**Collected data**
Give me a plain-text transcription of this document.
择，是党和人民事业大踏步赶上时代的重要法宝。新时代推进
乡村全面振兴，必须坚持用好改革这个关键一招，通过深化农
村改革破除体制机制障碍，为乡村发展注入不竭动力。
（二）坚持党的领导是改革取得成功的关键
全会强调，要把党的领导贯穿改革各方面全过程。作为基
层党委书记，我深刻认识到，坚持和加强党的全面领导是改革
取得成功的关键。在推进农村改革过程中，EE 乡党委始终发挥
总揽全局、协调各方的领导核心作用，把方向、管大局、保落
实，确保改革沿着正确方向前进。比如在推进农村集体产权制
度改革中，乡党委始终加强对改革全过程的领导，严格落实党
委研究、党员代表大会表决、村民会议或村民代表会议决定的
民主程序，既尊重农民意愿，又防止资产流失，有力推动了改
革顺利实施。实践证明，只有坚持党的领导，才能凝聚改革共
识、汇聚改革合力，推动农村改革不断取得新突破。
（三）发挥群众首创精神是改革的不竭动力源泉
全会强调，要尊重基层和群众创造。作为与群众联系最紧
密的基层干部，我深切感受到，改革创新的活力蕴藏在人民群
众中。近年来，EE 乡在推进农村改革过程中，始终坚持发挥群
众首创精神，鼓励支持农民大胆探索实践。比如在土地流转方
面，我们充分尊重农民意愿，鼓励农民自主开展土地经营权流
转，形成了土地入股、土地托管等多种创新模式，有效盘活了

**Requirements**
Every entry should be output exactly as written, please.

**Task solution**
Give me a plain-text transcription of this document.
择，是党和人民事业大踏步赶上时代的重要法宝。新时代推进
乡村全面振兴，必须坚持用好改革这个关键一招，通过深化农
村改革破除体制机制障碍，为乡村发展注入不竭动力。
（二）坚持党的领导是改革取得成功的关键
全会强调，要把党的领导贯穿改革各方面全过程。作为基
层党委书记，我深刻认识到，坚持和加强党的全面领导是改革
取得成功的关键。在推进农村改革过程中，EE 乡党委始终发挥
总揽全局、协调各方的领导核心作用，把方向、管大局、保落
实，确保改革沿着正确方向前进。比如在推进农村集体产权制
度改革中，乡党委始终加强对改革全过程的领导，严格落实党
委研究、党员代表大会表决、村民会议或村民代表会议决定的
民主程序，既尊重农民意愿，又防止资产流失，有力推动了改
革顺利实施。实践证明，只有坚持党的领导，才能凝聚改革共
识、汇聚改革合力，推动农村改革不断取得新突破。
（三）发挥群众首创精神是改革的不竭动力源泉
全会强调，要尊重基层和群众创造。作为与群众联系最紧
密的基层干部，我深切感受到，改革创新的活力蕴藏在人民群
众中。近年来，EE 乡在推进农村改革过程中，始终坚持发挥群
众首创精神，鼓励支持农民大胆探索实践。比如在土地流转方
面，我们充分尊重农民意愿，鼓励农民自主开展土地经营权流
转，形成了土地入股、土地托管等多种创新模式，有效盘活了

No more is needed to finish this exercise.